* [Task requirements]:
The listing beneath should be written out in full, exactly as shown.
........
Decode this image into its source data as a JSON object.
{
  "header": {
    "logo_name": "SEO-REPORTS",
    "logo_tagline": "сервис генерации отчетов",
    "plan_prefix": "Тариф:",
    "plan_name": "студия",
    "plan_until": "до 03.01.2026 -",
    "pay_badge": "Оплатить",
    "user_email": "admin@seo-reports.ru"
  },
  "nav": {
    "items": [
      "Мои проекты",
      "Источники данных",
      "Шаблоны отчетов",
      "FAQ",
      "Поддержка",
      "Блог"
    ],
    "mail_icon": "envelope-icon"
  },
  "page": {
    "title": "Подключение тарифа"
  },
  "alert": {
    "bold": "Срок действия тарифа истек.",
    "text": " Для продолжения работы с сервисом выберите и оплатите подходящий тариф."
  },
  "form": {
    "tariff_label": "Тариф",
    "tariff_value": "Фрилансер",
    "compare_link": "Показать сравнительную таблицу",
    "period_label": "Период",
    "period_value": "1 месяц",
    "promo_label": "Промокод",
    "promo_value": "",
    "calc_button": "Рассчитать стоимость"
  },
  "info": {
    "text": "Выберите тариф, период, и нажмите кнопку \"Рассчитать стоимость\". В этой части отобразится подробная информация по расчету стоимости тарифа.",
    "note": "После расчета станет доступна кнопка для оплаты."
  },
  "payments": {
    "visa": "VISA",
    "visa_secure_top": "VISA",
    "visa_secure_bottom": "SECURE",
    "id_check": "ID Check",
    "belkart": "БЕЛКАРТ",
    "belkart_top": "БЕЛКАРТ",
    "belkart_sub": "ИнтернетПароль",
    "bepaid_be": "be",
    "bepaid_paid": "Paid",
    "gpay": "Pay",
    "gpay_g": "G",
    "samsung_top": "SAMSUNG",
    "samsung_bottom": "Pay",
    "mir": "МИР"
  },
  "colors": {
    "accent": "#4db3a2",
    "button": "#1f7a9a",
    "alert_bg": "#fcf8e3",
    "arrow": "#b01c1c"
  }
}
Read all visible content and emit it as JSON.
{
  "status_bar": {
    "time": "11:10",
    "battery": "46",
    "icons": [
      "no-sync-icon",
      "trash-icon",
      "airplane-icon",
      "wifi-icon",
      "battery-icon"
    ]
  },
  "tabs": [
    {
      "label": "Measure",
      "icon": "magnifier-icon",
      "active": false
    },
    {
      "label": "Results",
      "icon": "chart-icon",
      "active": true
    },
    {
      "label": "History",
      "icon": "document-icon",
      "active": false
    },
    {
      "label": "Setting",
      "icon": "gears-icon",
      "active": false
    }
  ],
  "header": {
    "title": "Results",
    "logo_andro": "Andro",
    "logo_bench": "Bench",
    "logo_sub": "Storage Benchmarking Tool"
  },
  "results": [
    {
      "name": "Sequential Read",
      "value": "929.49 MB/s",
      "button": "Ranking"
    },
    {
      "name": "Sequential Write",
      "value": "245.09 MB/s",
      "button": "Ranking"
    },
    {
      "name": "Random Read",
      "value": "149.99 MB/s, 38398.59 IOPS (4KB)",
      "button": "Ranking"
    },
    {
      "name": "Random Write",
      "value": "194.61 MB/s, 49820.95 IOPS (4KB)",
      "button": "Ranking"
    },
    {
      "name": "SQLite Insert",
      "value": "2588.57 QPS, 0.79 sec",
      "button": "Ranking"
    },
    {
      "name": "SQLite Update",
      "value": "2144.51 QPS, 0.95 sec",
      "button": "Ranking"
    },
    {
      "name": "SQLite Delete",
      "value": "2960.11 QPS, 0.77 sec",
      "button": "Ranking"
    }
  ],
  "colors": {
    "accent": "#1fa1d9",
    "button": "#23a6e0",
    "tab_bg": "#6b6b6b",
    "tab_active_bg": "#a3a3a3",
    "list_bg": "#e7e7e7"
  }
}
........
* [Answer to the exercise]:
Decode this image into its source data as a JSON object.
{
  "header": {
    "logo_name": "SEO-REPORTS",
    "logo_tagline": "сервис генерации отчетов",
    "plan_prefix": "Тариф:",
    "plan_name": "студия",
    "plan_until": "до 03.01.2026 -",
    "pay_badge": "Оплатить",
    "user_email": "admin@seo-reports.ru"
  },
  "nav": {
    "items": [
      "Мои проекты",
      "Источники данных",
      "Шаблоны отчетов",
      "FAQ",
      "Поддержка",
      "Блог"
    ],
    "mail_icon": "envelope-icon"
  },
  "page": {
    "title": "Подключение тарифа"
  },
  "alert": {
    "bold": "Срок действия тарифа истек.",
    "text": " Для продолжения работы с сервисом выберите и оплатите подходящий тариф."
  },
  "form": {
    "tariff_label": "Тариф",
    "tariff_value": "Фрилансер",
    "compare_link": "Показать сравнительную таблицу",
    "period_label": "Период",
    "period_value": "1 месяц",
    "promo_label": "Промокод",
    "promo_value": "",
    "calc_button": "Рассчитать стоимость"
  },
  "info": {
    "text": "Выберите тариф, период, и нажмите кнопку \"Рассчитать стоимость\". В этой части отобразится подробная информация по расчету стоимости тарифа.",
    "note": "После расчета станет доступна кнопка для оплаты."
  },
  "payments": {
    "visa": "VISA",
    "visa_secure_top": "VISA",
    "visa_secure_bottom": "SECURE",
    "id_check": "ID Check",
    "belkart": "БЕЛКАРТ",
    "belkart_top": "БЕЛКАРТ",
    "belkart_sub": "ИнтернетПароль",
    "bepaid_be": "be",
    "bepaid_paid": "Paid",
    "gpay": "Pay",
    "gpay_g": "G",
    "samsung_top": "SAMSUNG",
    "samsung_bottom": "Pay",
    "mir": "МИР"
  },
  "colors": {
    "accent": "#4db3a2",
    "button": "#1f7a9a",
    "alert_bg": "#fcf8e3",
    "arrow": "#b01c1c"
  }
}
Read all visible content and emit it as JSON.
{
  "status_bar": {
    "time": "11:10",
    "battery": "46",
    "icons": [
      "no-sync-icon",
      "trash-icon",
      "airplane-icon",
      "wifi-icon",
      "battery-icon"
    ]
  },
  "tabs": [
    {
      "label": "Measure",
      "icon": "magnifier-icon",
      "active": false
    },
    {
      "label": "Results",
      "icon": "chart-icon",
      "active": true
    },
    {
      "label": "History",
      "icon": "document-icon",
      "active": false
    },
    {
      "label": "Setting",
      "icon": "gears-icon",
      "active": false
    }
  ],
  "header": {
    "title": "Results",
    "logo_andro": "Andro",
    "logo_bench": "Bench",
    "logo_sub": "Storage Benchmarking Tool"
  },
  "results": [
    {
      "name": "Sequential Read",
      "value": "929.49 MB/s",
      "button": "Ranking"
    },
    {
      "name": "Sequential Write",
      "value": "245.09 MB/s",
      "button": "Ranking"
    },
    {
      "name": "Random Read",
      "value": "149.99 MB/s, 38398.59 IOPS (4KB)",
      "button": "Ranking"
    },
    {
      "name": "Random Write",
      "value": "194.61 MB/s, 49820.95 IOPS (4KB)",
      "button": "Ranking"
    },
    {
      "name": "SQLite Insert",
      "value": "2588.57 QPS, 0.79 sec",
      "button": "Ranking"
    },
    {
      "name": "SQLite Update",
      "value": "2144.51 QPS, 0.95 sec",
      "button": "Ranking"
    },
    {
      "name": "SQLite Delete",
      "value": "2960.11 QPS, 0.77 sec",
      "button": "Ranking"
    }
  ],
  "colors": {
    "accent": "#1fa1d9",
    "button": "#23a6e0",
    "tab_bg": "#6b6b6b",
    "tab_active_bg": "#a3a3a3",
    "list_bg": "#e7e7e7"
  }
}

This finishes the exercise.